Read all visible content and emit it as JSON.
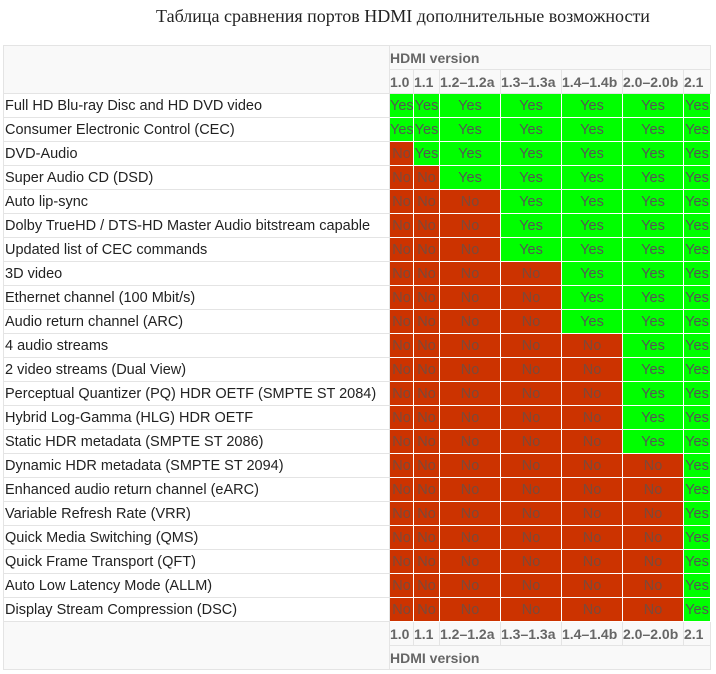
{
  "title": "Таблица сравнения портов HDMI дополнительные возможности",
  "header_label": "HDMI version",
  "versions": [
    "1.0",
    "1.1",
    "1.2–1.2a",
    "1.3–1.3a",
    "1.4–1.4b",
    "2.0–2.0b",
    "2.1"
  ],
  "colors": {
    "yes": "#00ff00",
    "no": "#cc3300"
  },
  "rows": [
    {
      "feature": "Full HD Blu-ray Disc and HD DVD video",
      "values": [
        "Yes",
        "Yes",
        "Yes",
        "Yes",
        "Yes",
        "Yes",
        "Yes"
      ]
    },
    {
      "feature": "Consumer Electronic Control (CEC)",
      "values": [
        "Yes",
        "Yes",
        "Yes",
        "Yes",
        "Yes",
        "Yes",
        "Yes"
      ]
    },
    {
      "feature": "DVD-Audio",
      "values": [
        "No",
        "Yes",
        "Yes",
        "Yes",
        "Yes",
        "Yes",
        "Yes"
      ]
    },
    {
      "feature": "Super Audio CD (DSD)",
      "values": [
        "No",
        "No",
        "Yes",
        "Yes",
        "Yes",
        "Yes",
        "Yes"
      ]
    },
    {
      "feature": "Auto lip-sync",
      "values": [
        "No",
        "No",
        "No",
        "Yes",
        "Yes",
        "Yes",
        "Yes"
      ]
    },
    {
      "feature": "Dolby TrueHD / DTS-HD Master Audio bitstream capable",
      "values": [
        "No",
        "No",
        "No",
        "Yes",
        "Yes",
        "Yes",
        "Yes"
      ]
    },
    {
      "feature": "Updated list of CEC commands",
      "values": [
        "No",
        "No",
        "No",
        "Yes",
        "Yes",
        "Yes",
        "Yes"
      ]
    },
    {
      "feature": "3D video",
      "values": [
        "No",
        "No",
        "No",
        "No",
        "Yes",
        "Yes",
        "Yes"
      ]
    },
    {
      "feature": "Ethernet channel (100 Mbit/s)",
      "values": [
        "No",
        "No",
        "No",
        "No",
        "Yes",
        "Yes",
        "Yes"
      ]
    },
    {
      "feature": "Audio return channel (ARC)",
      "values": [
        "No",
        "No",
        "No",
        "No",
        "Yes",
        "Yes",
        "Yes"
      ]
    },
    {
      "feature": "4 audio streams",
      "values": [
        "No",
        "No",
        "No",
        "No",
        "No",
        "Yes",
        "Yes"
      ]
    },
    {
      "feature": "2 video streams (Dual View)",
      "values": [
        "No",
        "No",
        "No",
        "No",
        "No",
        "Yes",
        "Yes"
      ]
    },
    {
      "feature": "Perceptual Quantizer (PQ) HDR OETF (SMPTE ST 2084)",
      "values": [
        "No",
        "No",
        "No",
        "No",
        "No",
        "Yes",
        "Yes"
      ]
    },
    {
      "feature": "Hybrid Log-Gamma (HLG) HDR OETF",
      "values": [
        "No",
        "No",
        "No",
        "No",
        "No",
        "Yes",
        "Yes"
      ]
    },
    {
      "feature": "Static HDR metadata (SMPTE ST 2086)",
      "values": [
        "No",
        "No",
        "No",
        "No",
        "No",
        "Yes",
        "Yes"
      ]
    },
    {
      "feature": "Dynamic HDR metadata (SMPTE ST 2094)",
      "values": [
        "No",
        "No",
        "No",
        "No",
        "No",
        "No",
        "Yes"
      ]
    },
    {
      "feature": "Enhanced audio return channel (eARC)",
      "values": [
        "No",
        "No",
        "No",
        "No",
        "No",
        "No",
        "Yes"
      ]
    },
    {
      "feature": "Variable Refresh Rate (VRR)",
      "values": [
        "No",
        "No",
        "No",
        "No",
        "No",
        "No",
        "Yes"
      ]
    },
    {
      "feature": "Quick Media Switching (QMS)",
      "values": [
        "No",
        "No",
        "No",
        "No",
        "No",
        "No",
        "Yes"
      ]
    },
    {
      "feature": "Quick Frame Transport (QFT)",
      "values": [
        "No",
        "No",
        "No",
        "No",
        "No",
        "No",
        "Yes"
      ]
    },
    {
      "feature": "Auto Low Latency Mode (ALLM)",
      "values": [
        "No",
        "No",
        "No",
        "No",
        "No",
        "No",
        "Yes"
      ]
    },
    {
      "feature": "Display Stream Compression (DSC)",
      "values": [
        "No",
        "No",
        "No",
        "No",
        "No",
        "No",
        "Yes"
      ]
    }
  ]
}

☆ ☆ ☆ ☆ ☆ ☆ ☆

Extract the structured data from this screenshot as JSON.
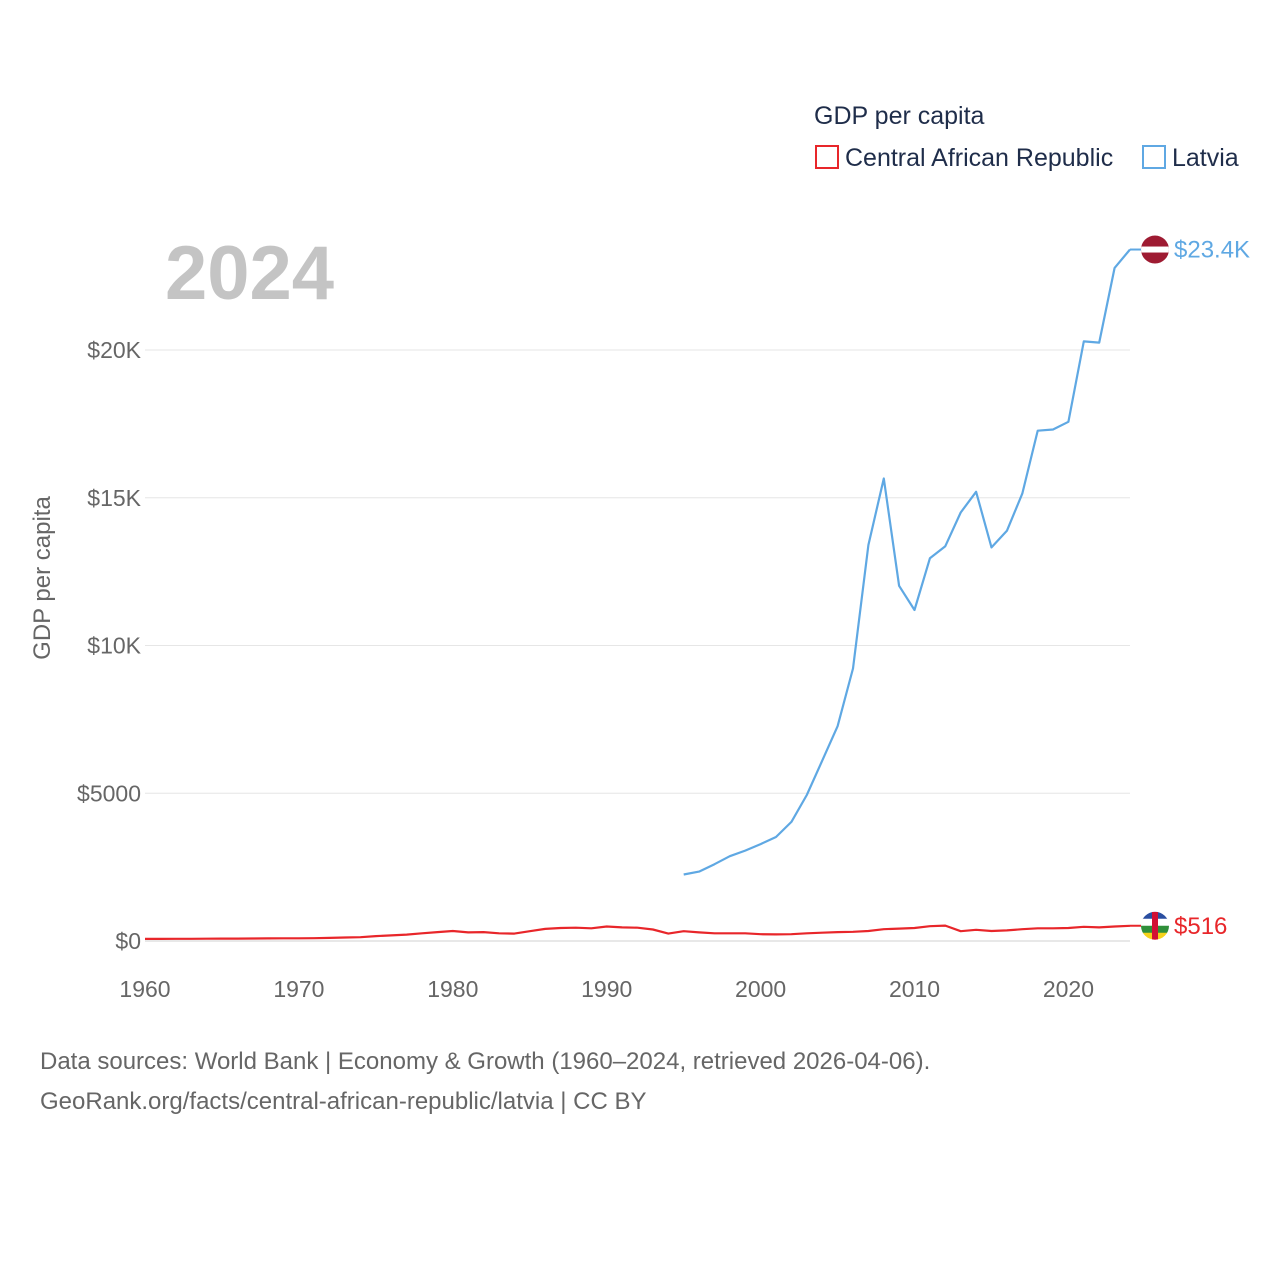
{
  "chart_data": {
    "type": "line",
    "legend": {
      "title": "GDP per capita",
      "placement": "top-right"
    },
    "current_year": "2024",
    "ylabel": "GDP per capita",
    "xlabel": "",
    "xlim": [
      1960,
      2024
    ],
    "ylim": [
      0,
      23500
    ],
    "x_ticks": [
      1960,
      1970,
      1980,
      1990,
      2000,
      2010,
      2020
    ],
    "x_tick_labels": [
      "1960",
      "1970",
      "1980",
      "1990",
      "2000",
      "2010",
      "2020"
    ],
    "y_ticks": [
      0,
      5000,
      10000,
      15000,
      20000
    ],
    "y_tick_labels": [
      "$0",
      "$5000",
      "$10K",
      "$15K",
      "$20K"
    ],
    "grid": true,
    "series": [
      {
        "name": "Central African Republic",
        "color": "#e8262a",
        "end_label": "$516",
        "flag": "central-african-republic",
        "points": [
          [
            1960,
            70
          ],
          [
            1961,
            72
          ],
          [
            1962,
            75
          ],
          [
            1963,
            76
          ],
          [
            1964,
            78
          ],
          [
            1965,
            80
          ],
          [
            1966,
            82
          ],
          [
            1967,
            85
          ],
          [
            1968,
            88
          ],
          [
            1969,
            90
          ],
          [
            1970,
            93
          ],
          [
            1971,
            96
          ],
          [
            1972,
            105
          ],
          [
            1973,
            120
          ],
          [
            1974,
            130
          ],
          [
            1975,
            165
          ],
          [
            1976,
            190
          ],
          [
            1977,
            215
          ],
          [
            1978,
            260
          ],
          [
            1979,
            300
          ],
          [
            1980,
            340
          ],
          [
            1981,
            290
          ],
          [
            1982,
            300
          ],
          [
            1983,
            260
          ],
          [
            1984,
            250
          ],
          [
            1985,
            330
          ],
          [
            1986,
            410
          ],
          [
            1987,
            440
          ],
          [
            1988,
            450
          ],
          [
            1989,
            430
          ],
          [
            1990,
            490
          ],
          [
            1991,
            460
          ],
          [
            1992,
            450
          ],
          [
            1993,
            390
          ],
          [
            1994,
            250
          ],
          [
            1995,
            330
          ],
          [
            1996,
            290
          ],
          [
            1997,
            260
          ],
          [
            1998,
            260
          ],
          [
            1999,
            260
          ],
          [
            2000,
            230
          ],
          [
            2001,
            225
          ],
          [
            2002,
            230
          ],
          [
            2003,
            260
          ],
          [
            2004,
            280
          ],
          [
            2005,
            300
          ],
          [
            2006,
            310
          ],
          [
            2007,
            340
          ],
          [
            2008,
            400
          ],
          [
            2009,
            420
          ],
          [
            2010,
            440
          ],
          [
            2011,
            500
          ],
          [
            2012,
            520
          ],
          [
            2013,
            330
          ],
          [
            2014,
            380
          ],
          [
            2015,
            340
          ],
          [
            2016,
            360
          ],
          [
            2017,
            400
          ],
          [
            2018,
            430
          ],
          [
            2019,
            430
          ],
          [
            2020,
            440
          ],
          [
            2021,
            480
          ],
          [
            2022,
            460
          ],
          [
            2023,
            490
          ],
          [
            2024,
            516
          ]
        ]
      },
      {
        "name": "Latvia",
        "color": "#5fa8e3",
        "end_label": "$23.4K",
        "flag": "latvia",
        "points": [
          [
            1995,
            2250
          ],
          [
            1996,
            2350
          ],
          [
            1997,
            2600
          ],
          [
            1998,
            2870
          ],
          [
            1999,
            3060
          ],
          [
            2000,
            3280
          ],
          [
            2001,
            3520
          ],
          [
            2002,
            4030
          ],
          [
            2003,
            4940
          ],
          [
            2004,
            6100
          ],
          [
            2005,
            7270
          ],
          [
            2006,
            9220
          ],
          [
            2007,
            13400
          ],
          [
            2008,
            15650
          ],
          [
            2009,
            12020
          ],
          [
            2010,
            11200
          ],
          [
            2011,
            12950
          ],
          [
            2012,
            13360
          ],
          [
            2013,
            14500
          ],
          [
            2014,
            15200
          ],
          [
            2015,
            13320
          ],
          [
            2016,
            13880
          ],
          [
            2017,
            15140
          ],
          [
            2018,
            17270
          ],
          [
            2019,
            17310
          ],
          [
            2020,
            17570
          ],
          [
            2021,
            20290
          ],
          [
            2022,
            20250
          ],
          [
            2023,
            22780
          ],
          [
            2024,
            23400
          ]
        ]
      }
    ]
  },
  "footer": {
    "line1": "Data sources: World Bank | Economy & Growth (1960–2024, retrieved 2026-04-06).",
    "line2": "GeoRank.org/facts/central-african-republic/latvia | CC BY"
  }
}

☆ ☆ ☆ ☆ ☆ ☆ ☆

● **What needs to be done**:
Count the lines of the material that include the word "capita", then state only the total.

● **Final result**:
2